***** TEXTE DU DOCUMENT

1.3.4.3 En résumé

Les odeurs et les bruits sont représentés en mémoire comme des ’effets du monde sur le sujet’ alors que les sons comme les couleurs sont mémorisés en tant qu’objets du monde (matériel et visible).

Ces résultats conduisent à penser qu’on ne peut considérer que la cognition est avant tout perceptuelle et qu’elle partage avec la perception les mêmes systèmes neuronaux et cognitifs, ainsi que le suggère Barsalou (1998). De la même manière, on ne peut soutenir que la cognition est avant tout conceptuelle. La question est avant tout de comprendre de quelle manière perception et conceptualisation interagissent (Dubois, 2000, p. 59).

Par ailleurs, si le processus de catégorisation ne concerne pas seulement des catégories d’objets, mais aussi des catégories ’d’évènements’ voire des catégories ’d’effets’, alors il faut considérer que la catégorisation agit sur les relations entre le sujet et le monde, à travers la diversité des interactions que le sujet entretient avec le monde (ibid).

Ainsi les travaux de Dubois (2000) conduisent à reconsidérer à la fois le concept de catégories et de typicalité. On ne peut plus soutenir qu’il existe des catégories naturelles, données dans un (le) monde extérieur à l’individu, et qu’il existe des descriptions objectives de celles-ci. En réalité les catégories existent surtout à l’intérieur de l’activité cognitive des sujets.

De la même manière, la typicalité ne peut pas davantage être considérée autrement qu’en terme de variations par rapport à des prototypes construits et stabilisés à l’intérieur de la mémoire singulière d’un individu soit à partir de l’expérience (ou des expériences) singulières qu’il a des objets du monde, soit à partir de représentations collectives élaborées à l’intérieur d’une communauté (linguistique, sociale ou culturelle) et que cet individu s’est appropriées.

**********
***** DONNÉES D'ENTRÉE

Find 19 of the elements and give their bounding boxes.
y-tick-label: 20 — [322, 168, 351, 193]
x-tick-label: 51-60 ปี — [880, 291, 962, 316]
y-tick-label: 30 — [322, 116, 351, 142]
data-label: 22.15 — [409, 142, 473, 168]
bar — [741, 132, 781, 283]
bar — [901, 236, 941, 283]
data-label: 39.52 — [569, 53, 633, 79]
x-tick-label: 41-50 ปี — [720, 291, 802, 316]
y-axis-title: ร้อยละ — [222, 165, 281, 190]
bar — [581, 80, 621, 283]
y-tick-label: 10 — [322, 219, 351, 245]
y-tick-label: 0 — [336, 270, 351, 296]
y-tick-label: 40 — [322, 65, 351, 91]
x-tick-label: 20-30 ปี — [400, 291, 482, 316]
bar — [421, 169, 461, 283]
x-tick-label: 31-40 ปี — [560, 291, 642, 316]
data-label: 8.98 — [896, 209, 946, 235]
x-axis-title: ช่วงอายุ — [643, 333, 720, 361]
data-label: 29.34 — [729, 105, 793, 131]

**********

__CONSIGNES À SUIVRE__:
A - Modifiez un passage du texte sur la catégorisation en commençant à « Les odeurs et » et en terminant à « 2000, p. 59). ». Remplacez-y « perceptuelle » par « sensorielle ».
B - Prolongez le texte sur la catégorisation et la typicalité au-delà de sa dernière phrase.

__RÉPONSES DE L'EXERCICE__:
A -
Les odeurs et les bruits sont représentés en mémoire comme des ’effets du monde sur le sujet’ alors que les sons comme les couleurs sont mémorisés en tant qu’objets du monde (matériel et visible).

Ces résultats conduisent à penser qu’on ne peut considérer que la cognition est avant tout sensorielle et qu’elle partage avec la perception les mêmes systèmes neuronaux et cognitifs, ainsi que le suggère Barsalou (1998). De la même manière, on ne peut soutenir que la cognition est avant tout conceptuelle. La question est avant tout de comprendre de quelle manière perception et conceptualisation interagissent (Dubois, 2000, p. 59).

B -
Ce faisant, Dubois pose la construction de catégories à l’intérieur de l’activité cognitive et linguistique des sujets comme des actes de pensée (acts of meaning), qui nécessitent que l’on développe des recherches visant à étudier l’interface entre le domaine individuel (expérience du monde, y compris biologique) et linguistique (collectif et culturel) (Dubois, 2000, p. 63).

Tous les travaux que nous avons évoqués dans ce chapitre font référence à des sujets possédant des capacités cognitives et linguistiques intacts. Que peut nous apporter l’extension de ces recherches à des patients porteurs de la maladie d’Alzheimer ? En quoi peut-on trouver dans la particularité de cette pathologie à la fois matière à conforter ces avancées théoriques et à reconsidérer les protocoles d’évaluation des capacités lexico-sémantiques des malades ?

Nous tenterons dans les deux chapitres à venir, après avoir présenté les caractéristiques de la maladie d’Alzheimer (chapitre 2), d’appréhender les conséquences des différentes mises en question des principes ’roschiens’ de catégorisation sur la compréhension des mécanismes de perturbation du lexique, dans cette maladie (chapitre 3).